> Prompt: Find every line below that contains the string "legend" and copy each of those lines.

> Data in this exercise:
=-=-=
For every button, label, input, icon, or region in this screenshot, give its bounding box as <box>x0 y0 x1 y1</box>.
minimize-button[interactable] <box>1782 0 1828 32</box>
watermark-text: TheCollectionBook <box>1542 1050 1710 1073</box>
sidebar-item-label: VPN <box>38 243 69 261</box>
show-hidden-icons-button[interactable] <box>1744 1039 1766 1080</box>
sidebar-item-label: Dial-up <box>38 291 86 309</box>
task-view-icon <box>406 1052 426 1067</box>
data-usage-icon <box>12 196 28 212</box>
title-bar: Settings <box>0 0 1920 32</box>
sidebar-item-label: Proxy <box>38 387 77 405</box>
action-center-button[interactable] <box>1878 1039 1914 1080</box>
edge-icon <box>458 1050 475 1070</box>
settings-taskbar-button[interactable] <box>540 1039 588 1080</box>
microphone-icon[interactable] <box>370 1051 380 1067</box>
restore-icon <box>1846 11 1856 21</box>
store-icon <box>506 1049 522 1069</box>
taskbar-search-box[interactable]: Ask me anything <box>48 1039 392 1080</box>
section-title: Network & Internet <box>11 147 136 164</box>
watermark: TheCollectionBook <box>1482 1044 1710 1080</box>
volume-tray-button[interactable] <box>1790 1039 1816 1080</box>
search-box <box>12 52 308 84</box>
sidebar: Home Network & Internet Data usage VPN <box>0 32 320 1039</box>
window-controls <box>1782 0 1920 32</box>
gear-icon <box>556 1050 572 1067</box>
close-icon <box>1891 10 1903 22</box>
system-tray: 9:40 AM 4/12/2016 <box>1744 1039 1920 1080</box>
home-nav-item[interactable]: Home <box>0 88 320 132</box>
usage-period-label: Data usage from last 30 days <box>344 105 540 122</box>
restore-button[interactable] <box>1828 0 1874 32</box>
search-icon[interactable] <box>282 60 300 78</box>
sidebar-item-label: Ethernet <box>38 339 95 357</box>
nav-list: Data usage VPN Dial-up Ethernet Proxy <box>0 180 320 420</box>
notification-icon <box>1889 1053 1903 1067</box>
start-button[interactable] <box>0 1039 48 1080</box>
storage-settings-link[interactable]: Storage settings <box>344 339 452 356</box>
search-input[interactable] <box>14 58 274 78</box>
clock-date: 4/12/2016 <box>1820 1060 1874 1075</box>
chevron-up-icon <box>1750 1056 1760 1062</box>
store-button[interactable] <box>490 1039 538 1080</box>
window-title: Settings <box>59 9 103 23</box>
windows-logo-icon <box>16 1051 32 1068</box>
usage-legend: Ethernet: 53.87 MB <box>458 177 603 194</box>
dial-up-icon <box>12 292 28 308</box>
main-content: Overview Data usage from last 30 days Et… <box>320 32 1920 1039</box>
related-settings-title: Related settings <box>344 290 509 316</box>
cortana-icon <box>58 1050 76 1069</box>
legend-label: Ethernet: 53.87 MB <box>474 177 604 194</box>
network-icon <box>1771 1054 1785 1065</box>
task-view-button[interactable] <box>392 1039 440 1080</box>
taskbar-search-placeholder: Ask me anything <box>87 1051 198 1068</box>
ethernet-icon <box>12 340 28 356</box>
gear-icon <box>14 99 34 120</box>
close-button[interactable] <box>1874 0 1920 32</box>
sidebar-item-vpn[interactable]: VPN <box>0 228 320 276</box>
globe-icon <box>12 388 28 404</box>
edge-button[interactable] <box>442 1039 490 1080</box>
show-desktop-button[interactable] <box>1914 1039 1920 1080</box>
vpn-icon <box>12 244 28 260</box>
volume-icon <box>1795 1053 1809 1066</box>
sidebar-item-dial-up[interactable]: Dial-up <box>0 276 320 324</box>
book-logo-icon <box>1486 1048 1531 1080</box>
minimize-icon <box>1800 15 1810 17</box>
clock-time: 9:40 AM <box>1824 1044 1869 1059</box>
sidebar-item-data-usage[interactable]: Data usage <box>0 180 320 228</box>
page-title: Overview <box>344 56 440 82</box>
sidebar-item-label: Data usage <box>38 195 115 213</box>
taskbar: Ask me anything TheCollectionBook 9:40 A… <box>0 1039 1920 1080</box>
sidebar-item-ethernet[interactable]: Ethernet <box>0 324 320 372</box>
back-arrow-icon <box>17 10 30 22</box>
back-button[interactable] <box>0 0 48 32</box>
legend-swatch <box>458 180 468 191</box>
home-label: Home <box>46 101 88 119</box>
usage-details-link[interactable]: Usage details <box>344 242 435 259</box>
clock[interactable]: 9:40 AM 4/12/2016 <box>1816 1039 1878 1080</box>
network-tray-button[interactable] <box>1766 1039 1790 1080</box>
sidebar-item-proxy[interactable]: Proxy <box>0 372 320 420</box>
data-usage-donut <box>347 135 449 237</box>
=-=-=
> Expected answer:
usage-legend: Ethernet: 53.87 MB <box>458 177 603 194</box>
legend-label: Ethernet: 53.87 MB <box>474 177 604 194</box>
legend-swatch <box>458 180 468 191</box>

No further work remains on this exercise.